Scan the entries below for "Crushabull" and copy each line that holds it.

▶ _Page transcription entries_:
********
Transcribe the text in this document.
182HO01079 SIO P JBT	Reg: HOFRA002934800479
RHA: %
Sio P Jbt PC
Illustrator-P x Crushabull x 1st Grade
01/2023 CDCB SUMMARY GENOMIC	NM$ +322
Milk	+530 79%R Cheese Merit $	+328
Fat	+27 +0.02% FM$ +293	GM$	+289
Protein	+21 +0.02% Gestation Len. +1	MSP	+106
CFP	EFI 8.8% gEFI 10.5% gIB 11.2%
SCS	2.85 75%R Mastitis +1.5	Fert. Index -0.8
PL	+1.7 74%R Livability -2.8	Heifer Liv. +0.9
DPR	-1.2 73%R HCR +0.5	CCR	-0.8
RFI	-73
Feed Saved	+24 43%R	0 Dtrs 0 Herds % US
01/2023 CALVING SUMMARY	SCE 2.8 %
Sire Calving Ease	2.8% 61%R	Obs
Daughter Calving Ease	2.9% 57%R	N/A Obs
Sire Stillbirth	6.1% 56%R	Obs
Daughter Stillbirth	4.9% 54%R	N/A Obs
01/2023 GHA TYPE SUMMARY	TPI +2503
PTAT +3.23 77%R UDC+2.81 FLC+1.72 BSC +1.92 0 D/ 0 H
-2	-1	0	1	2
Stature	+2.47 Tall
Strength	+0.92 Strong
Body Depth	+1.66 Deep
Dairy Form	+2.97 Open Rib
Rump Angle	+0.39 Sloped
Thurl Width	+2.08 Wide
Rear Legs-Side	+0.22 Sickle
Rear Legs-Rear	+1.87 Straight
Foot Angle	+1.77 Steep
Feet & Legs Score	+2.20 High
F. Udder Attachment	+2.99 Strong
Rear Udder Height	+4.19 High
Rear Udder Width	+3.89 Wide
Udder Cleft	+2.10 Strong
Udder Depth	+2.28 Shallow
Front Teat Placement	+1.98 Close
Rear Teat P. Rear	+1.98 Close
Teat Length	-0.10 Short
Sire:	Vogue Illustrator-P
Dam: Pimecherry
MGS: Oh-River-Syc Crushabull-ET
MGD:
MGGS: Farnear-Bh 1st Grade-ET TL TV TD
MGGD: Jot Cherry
********
▶ _Result of this exercise_:
Illustrator-P x Crushabull x 1st Grade
MGS: Oh-River-Syc Crushabull-ET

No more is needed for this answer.